Skip the pictures. Reproduce all other material exactly.

Dataset records:
______________________________
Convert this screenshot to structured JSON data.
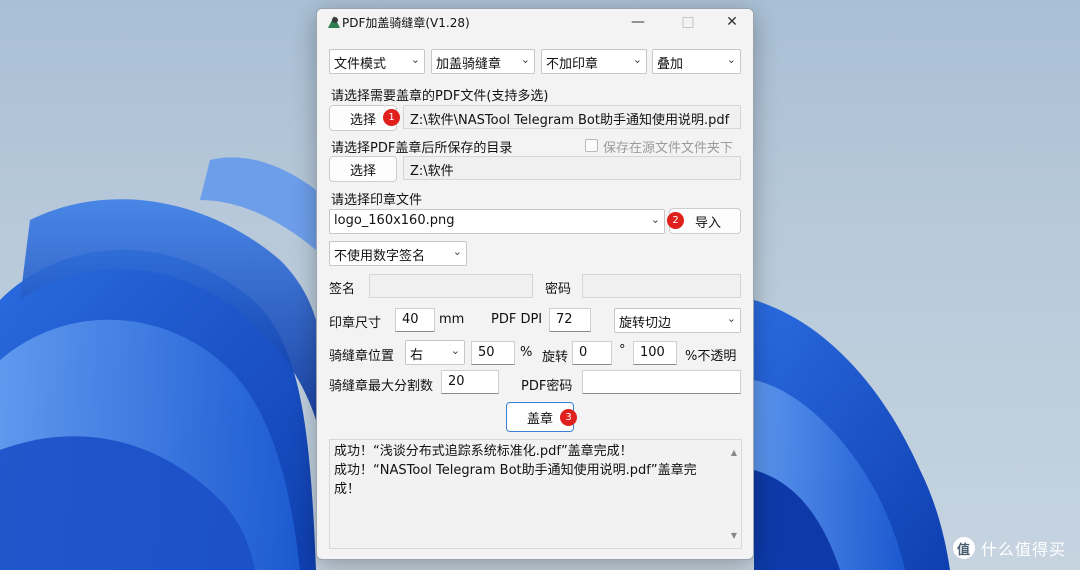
{
  "window": {
    "title": "PDF加盖骑缝章(V1.28)"
  },
  "toolbar": {
    "mode": "文件模式",
    "stamp_type": "加盖骑缝章",
    "seal_option": "不加印章",
    "overlay": "叠加"
  },
  "pdf_select": {
    "label": "请选择需要盖章的PDF文件(支持多选)",
    "button": "选择",
    "badge": "1",
    "path": "Z:\\软件\\NASTool Telegram Bot助手通知使用说明.pdf"
  },
  "save_dir": {
    "label": "请选择PDF盖章后所保存的目录",
    "checkbox_label": "保存在源文件文件夹下",
    "button": "选择",
    "path": "Z:\\软件"
  },
  "seal_file": {
    "label": "请选择印章文件",
    "file": "logo_160x160.png",
    "badge": "2",
    "import_button": "导入"
  },
  "signature": {
    "mode": "不使用数字签名",
    "sign_label": "签名",
    "password_label": "密码"
  },
  "params": {
    "size_label": "印章尺寸",
    "size_value": "40",
    "size_unit": "mm",
    "dpi_label": "PDF DPI",
    "dpi_value": "72",
    "rotate_mode": "旋转切边",
    "position_label": "骑缝章位置",
    "position_value": "右",
    "position_pct": "50",
    "pct_symbol": "%",
    "rotation_label": "旋转",
    "rotation_value": "0",
    "degree_symbol": "°",
    "opacity_value": "100",
    "opacity_label": "%不透明",
    "max_split_label": "骑缝章最大分割数",
    "max_split_value": "20",
    "pdf_password_label": "PDF密码"
  },
  "action": {
    "stamp_button": "盖章",
    "badge": "3"
  },
  "log": {
    "lines": [
      "成功！“浅谈分布式追踪系统标准化.pdf”盖章完成！",
      "成功！“NASTool Telegram Bot助手通知使用说明.pdf”盖章完成！"
    ]
  },
  "watermark": {
    "text": "什么值得买",
    "logo": "值"
  },
  "icons": {
    "chevron": "chevron-down-icon",
    "minimize": "minimize-icon",
    "maximize": "maximize-icon",
    "close": "close-icon"
  },
  "colors": {
    "badge": "#e0201c",
    "accent_border": "#3c7fd6"
  }
}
______________________________
Task result -
Convert this screenshot to structured JSON data.
{
  "window": {
    "title": "PDF加盖骑缝章(V1.28)"
  },
  "toolbar": {
    "mode": "文件模式",
    "stamp_type": "加盖骑缝章",
    "seal_option": "不加印章",
    "overlay": "叠加"
  },
  "pdf_select": {
    "label": "请选择需要盖章的PDF文件(支持多选)",
    "button": "选择",
    "badge": "1",
    "path": "Z:\\软件\\NASTool Telegram Bot助手通知使用说明.pdf"
  },
  "save_dir": {
    "label": "请选择PDF盖章后所保存的目录",
    "checkbox_label": "保存在源文件文件夹下",
    "button": "选择",
    "path": "Z:\\软件"
  },
  "seal_file": {
    "label": "请选择印章文件",
    "file": "logo_160x160.png",
    "badge": "2",
    "import_button": "导入"
  },
  "signature": {
    "mode": "不使用数字签名",
    "sign_label": "签名",
    "password_label": "密码"
  },
  "params": {
    "size_label": "印章尺寸",
    "size_value": "40",
    "size_unit": "mm",
    "dpi_label": "PDF DPI",
    "dpi_value": "72",
    "rotate_mode": "旋转切边",
    "position_label": "骑缝章位置",
    "position_value": "右",
    "position_pct": "50",
    "pct_symbol": "%",
    "rotation_label": "旋转",
    "rotation_value": "0",
    "degree_symbol": "°",
    "opacity_value": "100",
    "opacity_label": "%不透明",
    "max_split_label": "骑缝章最大分割数",
    "max_split_value": "20",
    "pdf_password_label": "PDF密码"
  },
  "action": {
    "stamp_button": "盖章",
    "badge": "3"
  },
  "log": {
    "lines": [
      "成功！“浅谈分布式追踪系统标准化.pdf”盖章完成！",
      "成功！“NASTool Telegram Bot助手通知使用说明.pdf”盖章完成！"
    ]
  },
  "watermark": {
    "text": "什么值得买",
    "logo": "值"
  },
  "icons": {
    "chevron": "chevron-down-icon",
    "minimize": "minimize-icon",
    "maximize": "maximize-icon",
    "close": "close-icon"
  },
  "colors": {
    "badge": "#e0201c",
    "accent_border": "#3c7fd6"
  }
}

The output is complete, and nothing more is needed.